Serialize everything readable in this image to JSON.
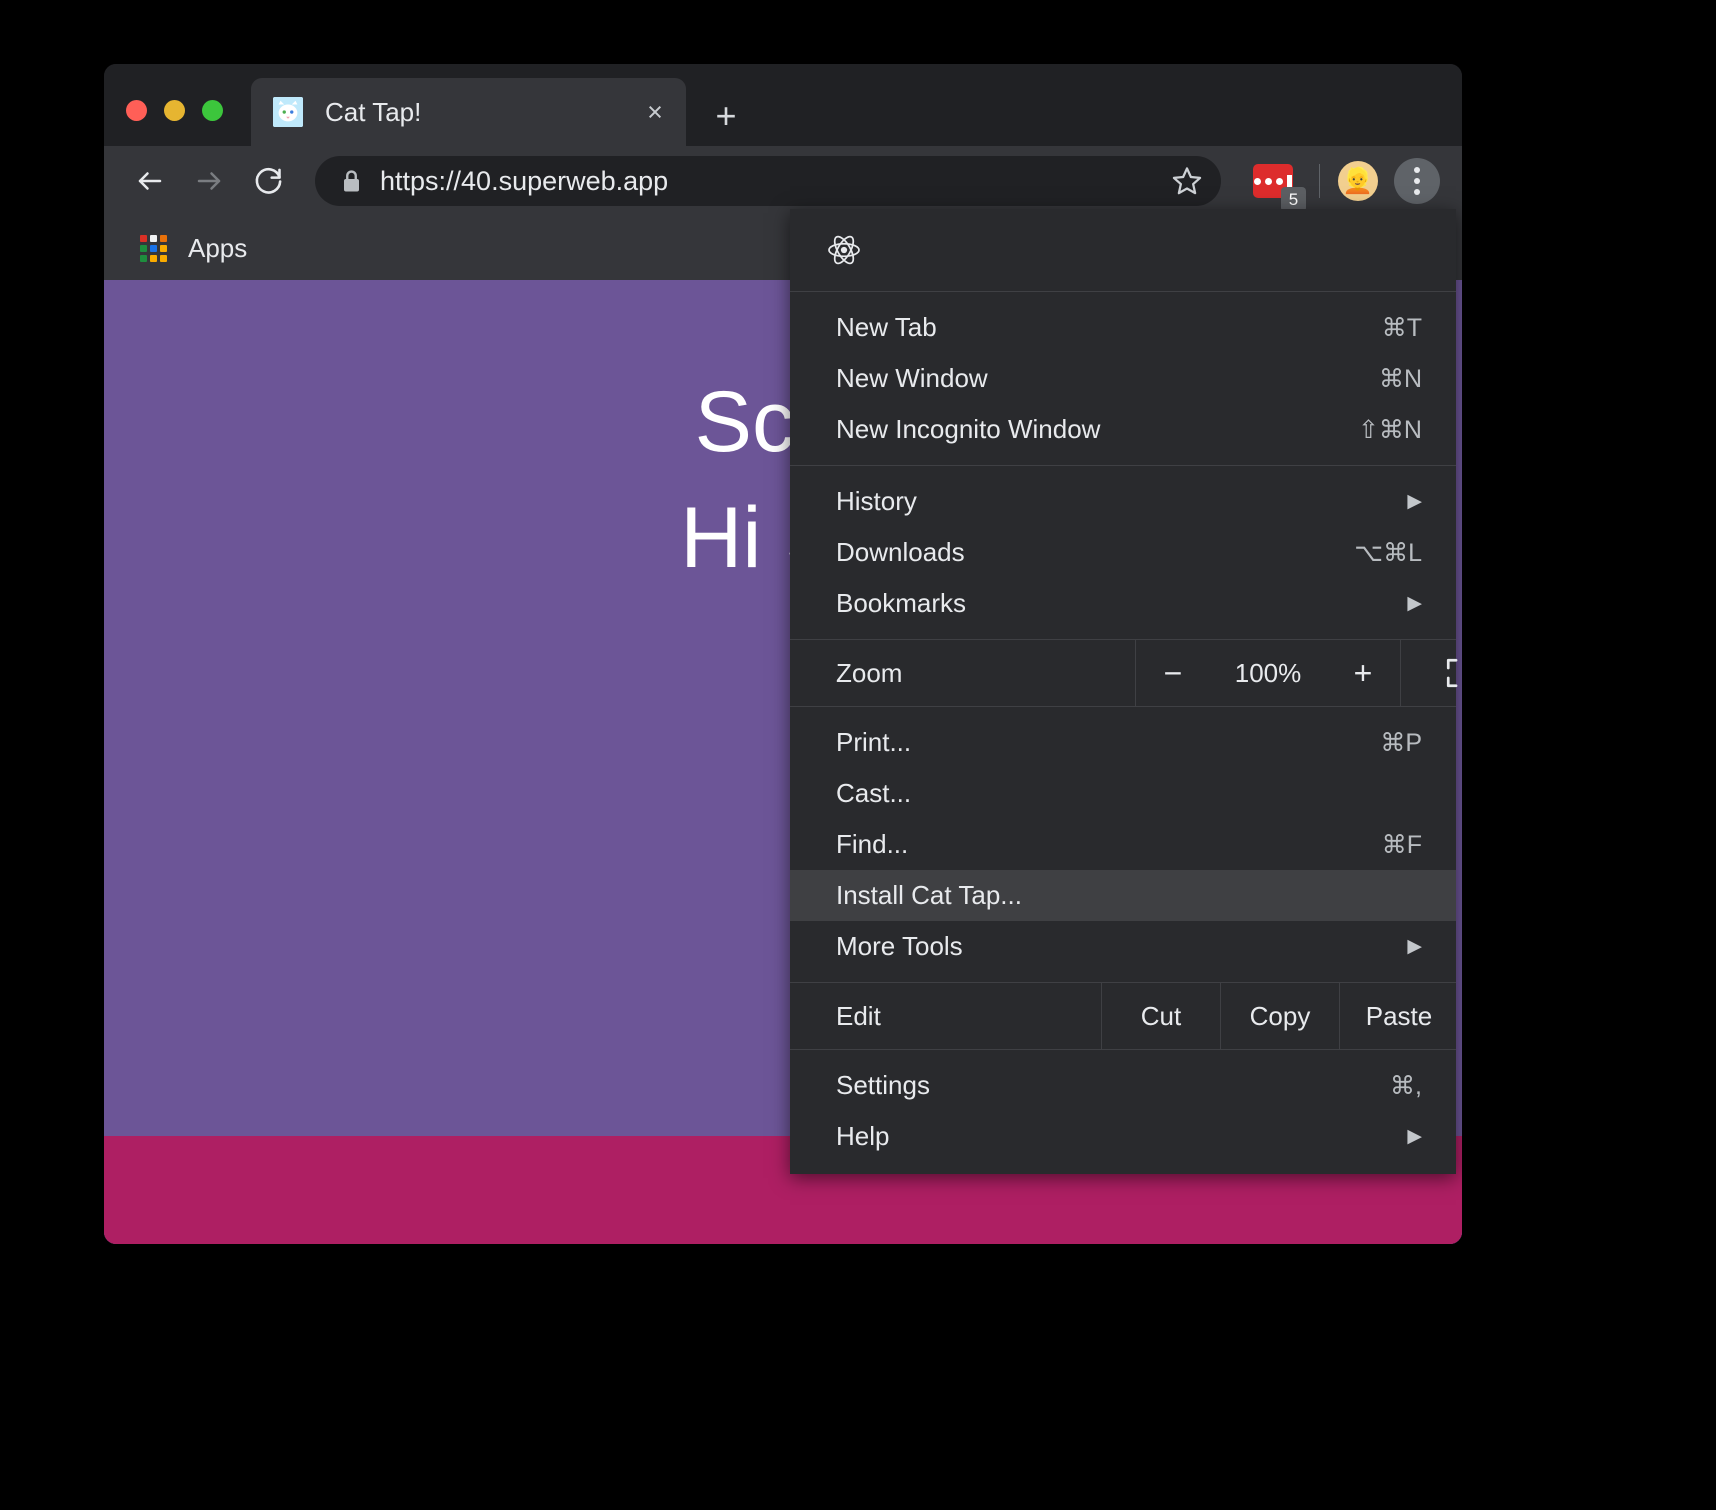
{
  "window": {
    "traffic_lights": [
      "close",
      "minimize",
      "maximize"
    ]
  },
  "tab": {
    "title": "Cat Tap!",
    "favicon": "cat-favicon",
    "close_label": "×",
    "new_tab_label": "+"
  },
  "toolbar": {
    "back_label": "back-arrow",
    "forward_label": "forward-arrow",
    "reload_label": "reload-arrow",
    "url": "https://40.superweb.app",
    "lock_label": "lock-icon",
    "star_label": "bookmark-star",
    "extension_badge": "5",
    "avatar_label": "👱",
    "menu_label": "three-dot-menu"
  },
  "bookmarks_bar": {
    "apps_label": "Apps",
    "apps_colors": [
      "#d93025",
      "#f1f3f4",
      "#e8710a",
      "#1e8e3e",
      "#1a73e8",
      "#f9ab00",
      "#1e8e3e",
      "#f9ab00",
      "#f9ab00"
    ]
  },
  "page": {
    "background_color": "#6c5597",
    "ground_color": "#ae1f63",
    "score_line": "Scor",
    "hiscore_line": "Hi Sc",
    "cat_colors": {
      "body": "#fdfdfd",
      "ear": "#f6cfd6",
      "eye": "#6cbd45",
      "nose": "#1a1a1a"
    }
  },
  "menu": {
    "header_icon": "react-atom-icon",
    "groups": [
      {
        "items": [
          {
            "label": "New Tab",
            "shortcut": "⌘T",
            "arrow": ""
          },
          {
            "label": "New Window",
            "shortcut": "⌘N",
            "arrow": ""
          },
          {
            "label": "New Incognito Window",
            "shortcut": "⇧⌘N",
            "arrow": ""
          }
        ]
      },
      {
        "items": [
          {
            "label": "History",
            "shortcut": "",
            "arrow": "▶"
          },
          {
            "label": "Downloads",
            "shortcut": "⌥⌘L",
            "arrow": ""
          },
          {
            "label": "Bookmarks",
            "shortcut": "",
            "arrow": "▶"
          }
        ]
      }
    ],
    "zoom_row": {
      "label": "Zoom",
      "minus": "−",
      "level": "100%",
      "plus": "+",
      "fullscreen": "fullscreen-icon"
    },
    "group_print": {
      "items": [
        {
          "label": "Print...",
          "shortcut": "⌘P",
          "arrow": ""
        },
        {
          "label": "Cast...",
          "shortcut": "",
          "arrow": ""
        },
        {
          "label": "Find...",
          "shortcut": "⌘F",
          "arrow": ""
        },
        {
          "label": "Install Cat Tap...",
          "shortcut": "",
          "arrow": "",
          "highlighted": true
        },
        {
          "label": "More Tools",
          "shortcut": "",
          "arrow": "▶"
        }
      ]
    },
    "edit_row": {
      "label": "Edit",
      "cut": "Cut",
      "copy": "Copy",
      "paste": "Paste"
    },
    "group_settings": {
      "items": [
        {
          "label": "Settings",
          "shortcut": "⌘,",
          "arrow": ""
        },
        {
          "label": "Help",
          "shortcut": "",
          "arrow": "▶"
        }
      ]
    }
  }
}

################

Write the listing above out again exactly, dropping each image.

Serialize everything readable in this image to JSON.
{
  "window": {
    "traffic_lights": [
      "close",
      "minimize",
      "maximize"
    ]
  },
  "tab": {
    "title": "Cat Tap!",
    "favicon": "cat-favicon",
    "close_label": "×",
    "new_tab_label": "+"
  },
  "toolbar": {
    "back_label": "back-arrow",
    "forward_label": "forward-arrow",
    "reload_label": "reload-arrow",
    "url": "https://40.superweb.app",
    "lock_label": "lock-icon",
    "star_label": "bookmark-star",
    "extension_badge": "5",
    "avatar_label": "👱",
    "menu_label": "three-dot-menu"
  },
  "bookmarks_bar": {
    "apps_label": "Apps",
    "apps_colors": [
      "#d93025",
      "#f1f3f4",
      "#e8710a",
      "#1e8e3e",
      "#1a73e8",
      "#f9ab00",
      "#1e8e3e",
      "#f9ab00",
      "#f9ab00"
    ]
  },
  "page": {
    "background_color": "#6c5597",
    "ground_color": "#ae1f63",
    "score_line": "Scor",
    "hiscore_line": "Hi Sc",
    "cat_colors": {
      "body": "#fdfdfd",
      "ear": "#f6cfd6",
      "eye": "#6cbd45",
      "nose": "#1a1a1a"
    }
  },
  "menu": {
    "header_icon": "react-atom-icon",
    "groups": [
      {
        "items": [
          {
            "label": "New Tab",
            "shortcut": "⌘T",
            "arrow": ""
          },
          {
            "label": "New Window",
            "shortcut": "⌘N",
            "arrow": ""
          },
          {
            "label": "New Incognito Window",
            "shortcut": "⇧⌘N",
            "arrow": ""
          }
        ]
      },
      {
        "items": [
          {
            "label": "History",
            "shortcut": "",
            "arrow": "▶"
          },
          {
            "label": "Downloads",
            "shortcut": "⌥⌘L",
            "arrow": ""
          },
          {
            "label": "Bookmarks",
            "shortcut": "",
            "arrow": "▶"
          }
        ]
      }
    ],
    "zoom_row": {
      "label": "Zoom",
      "minus": "−",
      "level": "100%",
      "plus": "+",
      "fullscreen": "fullscreen-icon"
    },
    "group_print": {
      "items": [
        {
          "label": "Print...",
          "shortcut": "⌘P",
          "arrow": ""
        },
        {
          "label": "Cast...",
          "shortcut": "",
          "arrow": ""
        },
        {
          "label": "Find...",
          "shortcut": "⌘F",
          "arrow": ""
        },
        {
          "label": "Install Cat Tap...",
          "shortcut": "",
          "arrow": "",
          "highlighted": true
        },
        {
          "label": "More Tools",
          "shortcut": "",
          "arrow": "▶"
        }
      ]
    },
    "edit_row": {
      "label": "Edit",
      "cut": "Cut",
      "copy": "Copy",
      "paste": "Paste"
    },
    "group_settings": {
      "items": [
        {
          "label": "Settings",
          "shortcut": "⌘,",
          "arrow": ""
        },
        {
          "label": "Help",
          "shortcut": "",
          "arrow": "▶"
        }
      ]
    }
  }
}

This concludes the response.